Ausgangstext =>
────────────────────

Da muss ich zustimmen, bis auf die miese grafik das beste game ever!
Dumm nur, dass meine cpu vieeeeeeeeeeel zu langsam ist.
Aber ihr könnt euch gar nicht vorstellen, wie das auf meinem alten p4 nw war mit 2,7 ghz

@PCGH_Henner: Das Logo stimmt nicht mehr ganz Sorry für off-topic


----------



## Henner (25. September 2008)

Es gibt noch viiiel schlechtere Strategiespiele!  
"Star Trek: New Worlds" zum Beispiel. Ich habe nur die Demo gespielt, aber mir ist schlecht geworden - und ich bin Star-Trek-Fan. PC Games - Produkt: Star Trek: New Worlds
Was C&C angeht: Da gibt's nur ein schlechtes Spiel, und das ist "Sole Survivor".


----------



## TheSomberlain (25. September 2008)

Cionara schrieb:


> Spore... als Strategiespiel jetze ^^



Da stimme ich dir zu, bis auf den genialen Editor hat Spore absolut nichts ansprechendes, andauernd durch die Galaxis zu fliegen weil ne Tierart ausstirbt nervt ungemein


----------



## Honk53 (26. September 2008)

ich find alle Strategiespiele blöd aber am beklopptesten is wirklich warcraft 3


----------



## heartcell (26. September 2008)

heros of might and magic
fand ich schlecht.


----------



## Railroadfighter (26. September 2008)

heartcell schrieb:


> heros of might and magic
> fand ich schlecht.

────────────────────

Ziel =>
Geben Sie aus dem Forenauszug über Strategiespiele alles von „Da stimme ich“ bis hinab zu „Honk53 (26. September 2008)“ wortgetreu wieder.

Aufgeführte Zeilen =>
────────────────────

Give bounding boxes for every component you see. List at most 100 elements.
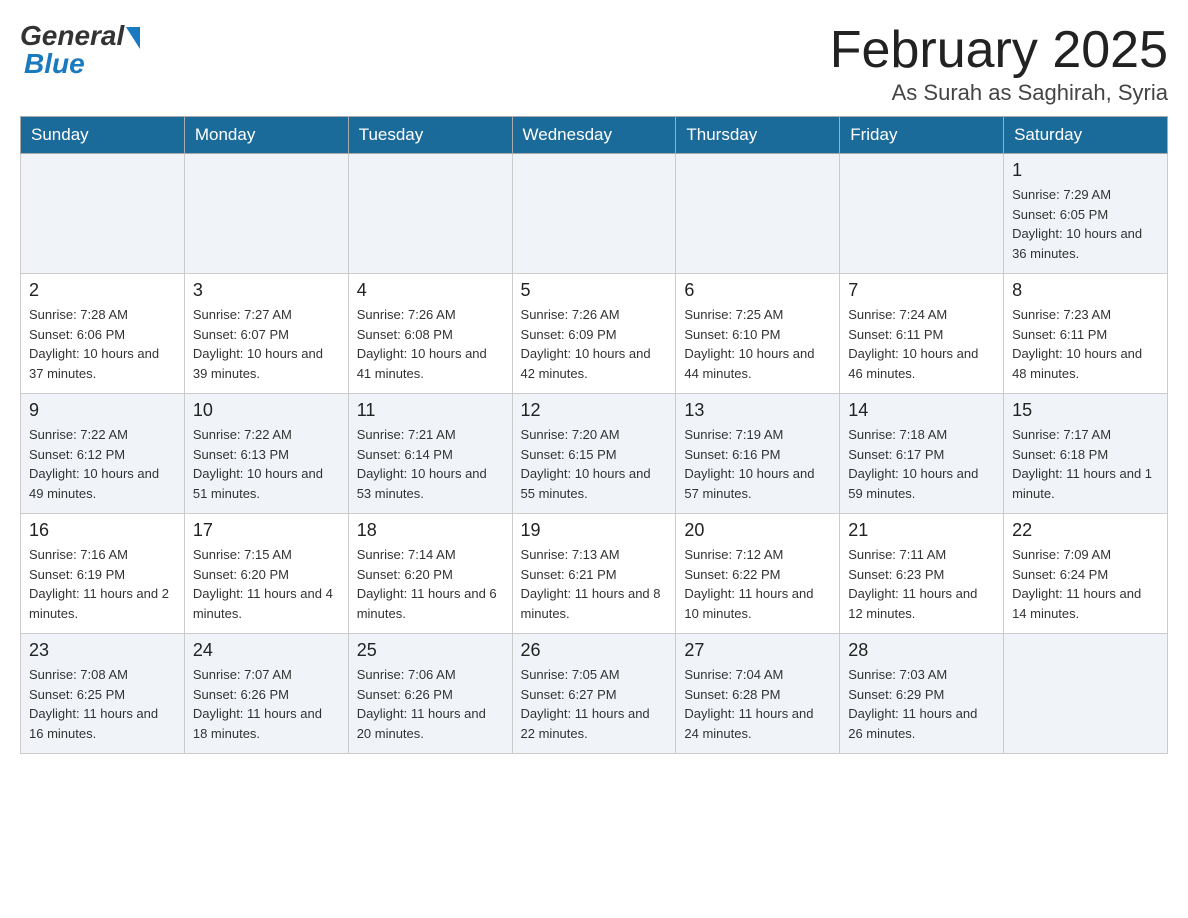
day-info: Sunrise: 7:12 AM Sunset: 6:22 PM Dayligh… bbox=[684, 545, 831, 623]
calendar-day-cell: 6 Sunrise: 7:25 AM Sunset: 6:10 PM Daylig… bbox=[676, 274, 840, 394]
day-info: Sunrise: 7:07 AM Sunset: 6:26 PM Dayligh… bbox=[193, 665, 340, 743]
day-info: Sunrise: 7:26 AM Sunset: 6:09 PM Dayligh… bbox=[521, 305, 668, 383]
day-info: Sunrise: 7:19 AM Sunset: 6:16 PM Dayligh… bbox=[684, 425, 831, 503]
day-number: 27 bbox=[684, 640, 831, 661]
day-info: Sunrise: 7:08 AM Sunset: 6:25 PM Dayligh… bbox=[29, 665, 176, 743]
day-number: 15 bbox=[1012, 400, 1159, 421]
calendar-day-cell: 5 Sunrise: 7:26 AM Sunset: 6:09 PM Daylig… bbox=[512, 274, 676, 394]
calendar-day-cell bbox=[348, 154, 512, 274]
calendar-day-cell: 13 Sunrise: 7:19 AM Sunset: 6:16 PM Dayli… bbox=[676, 394, 840, 514]
day-info: Sunrise: 7:28 AM Sunset: 6:06 PM Dayligh… bbox=[29, 305, 176, 383]
day-number: 24 bbox=[193, 640, 340, 661]
calendar-day-cell bbox=[1004, 634, 1168, 754]
calendar-day-cell: 23 Sunrise: 7:08 AM Sunset: 6:25 PM Dayli… bbox=[21, 634, 185, 754]
calendar-header-row: SundayMondayTuesdayWednesdayThursdayFrid… bbox=[21, 117, 1168, 154]
calendar-day-cell bbox=[676, 154, 840, 274]
day-info: Sunrise: 7:22 AM Sunset: 6:13 PM Dayligh… bbox=[193, 425, 340, 503]
day-info: Sunrise: 7:11 AM Sunset: 6:23 PM Dayligh… bbox=[848, 545, 995, 623]
calendar-day-cell: 24 Sunrise: 7:07 AM Sunset: 6:26 PM Dayli… bbox=[184, 634, 348, 754]
logo: General Blue bbox=[20, 20, 140, 80]
calendar-day-cell: 4 Sunrise: 7:26 AM Sunset: 6:08 PM Daylig… bbox=[348, 274, 512, 394]
calendar-day-cell bbox=[512, 154, 676, 274]
day-of-week-header: Saturday bbox=[1004, 117, 1168, 154]
day-info: Sunrise: 7:29 AM Sunset: 6:05 PM Dayligh… bbox=[1012, 185, 1159, 263]
calendar-day-cell: 2Sunrise: 7:28 AM Sunset: 6:06 PM Daylig… bbox=[21, 274, 185, 394]
calendar-week-row: 16Sunrise: 7:16 AM Sunset: 6:19 PM Dayli… bbox=[21, 514, 1168, 634]
day-info: Sunrise: 7:20 AM Sunset: 6:15 PM Dayligh… bbox=[521, 425, 668, 503]
calendar-day-cell: 16Sunrise: 7:16 AM Sunset: 6:19 PM Dayli… bbox=[21, 514, 185, 634]
calendar-day-cell: 14 Sunrise: 7:18 AM Sunset: 6:17 PM Dayli… bbox=[840, 394, 1004, 514]
day-info: Sunrise: 7:04 AM Sunset: 6:28 PM Dayligh… bbox=[684, 665, 831, 743]
day-number: 20 bbox=[684, 520, 831, 541]
day-of-week-header: Thursday bbox=[676, 117, 840, 154]
calendar-week-row: 23 Sunrise: 7:08 AM Sunset: 6:25 PM Dayli… bbox=[21, 634, 1168, 754]
day-info: Sunrise: 7:21 AM Sunset: 6:14 PM Dayligh… bbox=[357, 425, 504, 503]
day-number: 22 bbox=[1012, 520, 1159, 541]
day-info: Sunrise: 7:05 AM Sunset: 6:27 PM Dayligh… bbox=[521, 665, 668, 743]
day-info: Sunrise: 7:03 AM Sunset: 6:29 PM Dayligh… bbox=[848, 665, 995, 743]
day-number: 4 bbox=[357, 280, 504, 301]
day-info: Sunrise: 7:23 AM Sunset: 6:11 PM Dayligh… bbox=[1012, 305, 1159, 383]
calendar-day-cell bbox=[21, 154, 185, 274]
logo-blue-text: Blue bbox=[24, 48, 85, 80]
day-info: Sunrise: 7:06 AM Sunset: 6:26 PM Dayligh… bbox=[357, 665, 504, 743]
day-info: Sunrise: 7:27 AM Sunset: 6:07 PM Dayligh… bbox=[193, 305, 340, 383]
day-info: Sunrise: 7:09 AM Sunset: 6:24 PM Dayligh… bbox=[1012, 545, 1159, 623]
day-number: 5 bbox=[521, 280, 668, 301]
calendar-week-row: 1 Sunrise: 7:29 AM Sunset: 6:05 PM Daylig… bbox=[21, 154, 1168, 274]
day-of-week-header: Sunday bbox=[21, 117, 185, 154]
month-title: February 2025 bbox=[830, 20, 1168, 80]
day-number: 13 bbox=[684, 400, 831, 421]
day-number: 3 bbox=[193, 280, 340, 301]
calendar-day-cell: 22 Sunrise: 7:09 AM Sunset: 6:24 PM Dayli… bbox=[1004, 514, 1168, 634]
day-info: Sunrise: 7:18 AM Sunset: 6:17 PM Dayligh… bbox=[848, 425, 995, 503]
calendar-day-cell: 15Sunrise: 7:17 AM Sunset: 6:18 PM Dayli… bbox=[1004, 394, 1168, 514]
calendar-day-cell: 1 Sunrise: 7:29 AM Sunset: 6:05 PM Daylig… bbox=[1004, 154, 1168, 274]
day-info: Sunrise: 7:26 AM Sunset: 6:08 PM Dayligh… bbox=[357, 305, 504, 383]
calendar-day-cell: 7 Sunrise: 7:24 AM Sunset: 6:11 PM Daylig… bbox=[840, 274, 1004, 394]
calendar-day-cell: 27 Sunrise: 7:04 AM Sunset: 6:28 PM Dayli… bbox=[676, 634, 840, 754]
calendar-day-cell: 3 Sunrise: 7:27 AM Sunset: 6:07 PM Daylig… bbox=[184, 274, 348, 394]
day-number: 6 bbox=[684, 280, 831, 301]
day-number: 7 bbox=[848, 280, 995, 301]
day-number: 10 bbox=[193, 400, 340, 421]
calendar-day-cell: 19Sunrise: 7:13 AM Sunset: 6:21 PM Dayli… bbox=[512, 514, 676, 634]
calendar-table: SundayMondayTuesdayWednesdayThursdayFrid… bbox=[20, 116, 1168, 754]
title-area: February 2025 As Surah as Saghirah, Syri… bbox=[830, 20, 1168, 106]
calendar-day-cell: 11Sunrise: 7:21 AM Sunset: 6:14 PM Dayli… bbox=[348, 394, 512, 514]
calendar-day-cell: 25 Sunrise: 7:06 AM Sunset: 6:26 PM Dayli… bbox=[348, 634, 512, 754]
day-number: 8 bbox=[1012, 280, 1159, 301]
calendar-day-cell: 17Sunrise: 7:15 AM Sunset: 6:20 PM Dayli… bbox=[184, 514, 348, 634]
day-number: 19 bbox=[521, 520, 668, 541]
day-of-week-header: Monday bbox=[184, 117, 348, 154]
day-number: 21 bbox=[848, 520, 995, 541]
day-number: 25 bbox=[357, 640, 504, 661]
day-number: 17 bbox=[193, 520, 340, 541]
day-info: Sunrise: 7:14 AM Sunset: 6:20 PM Dayligh… bbox=[357, 545, 504, 623]
day-number: 18 bbox=[357, 520, 504, 541]
day-number: 23 bbox=[29, 640, 176, 661]
calendar-day-cell: 21 Sunrise: 7:11 AM Sunset: 6:23 PM Dayli… bbox=[840, 514, 1004, 634]
calendar-day-cell: 12Sunrise: 7:20 AM Sunset: 6:15 PM Dayli… bbox=[512, 394, 676, 514]
day-number: 26 bbox=[521, 640, 668, 661]
calendar-day-cell: 20 Sunrise: 7:12 AM Sunset: 6:22 PM Dayli… bbox=[676, 514, 840, 634]
header: General Blue February 2025 As Surah as S… bbox=[20, 20, 1168, 106]
calendar-week-row: 2Sunrise: 7:28 AM Sunset: 6:06 PM Daylig… bbox=[21, 274, 1168, 394]
day-info: Sunrise: 7:24 AM Sunset: 6:11 PM Dayligh… bbox=[848, 305, 995, 383]
day-of-week-header: Friday bbox=[840, 117, 1004, 154]
day-number: 9 bbox=[29, 400, 176, 421]
calendar-day-cell: 9 Sunrise: 7:22 AM Sunset: 6:12 PM Daylig… bbox=[21, 394, 185, 514]
day-number: 16 bbox=[29, 520, 176, 541]
calendar-day-cell: 10 Sunrise: 7:22 AM Sunset: 6:13 PM Dayli… bbox=[184, 394, 348, 514]
day-of-week-header: Wednesday bbox=[512, 117, 676, 154]
day-info: Sunrise: 7:22 AM Sunset: 6:12 PM Dayligh… bbox=[29, 425, 176, 503]
calendar-day-cell bbox=[840, 154, 1004, 274]
calendar-day-cell: 8 Sunrise: 7:23 AM Sunset: 6:11 PM Daylig… bbox=[1004, 274, 1168, 394]
day-number: 28 bbox=[848, 640, 995, 661]
calendar-day-cell: 18 Sunrise: 7:14 AM Sunset: 6:20 PM Dayli… bbox=[348, 514, 512, 634]
day-number: 14 bbox=[848, 400, 995, 421]
day-info: Sunrise: 7:25 AM Sunset: 6:10 PM Dayligh… bbox=[684, 305, 831, 383]
calendar-day-cell: 28 Sunrise: 7:03 AM Sunset: 6:29 PM Dayli… bbox=[840, 634, 1004, 754]
location-subtitle: As Surah as Saghirah, Syria bbox=[830, 80, 1168, 106]
day-number: 1 bbox=[1012, 160, 1159, 181]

────────────────────

Richtige Antwort =>
Da stimme ich dir zu, bis auf den genialen Editor hat Spore absolut nichts ansprechendes, andauernd durch die Galaxis zu fliegen weil ne Tierart ausstirbt nervt ungemein


----------



## Honk53 (26. September 2008)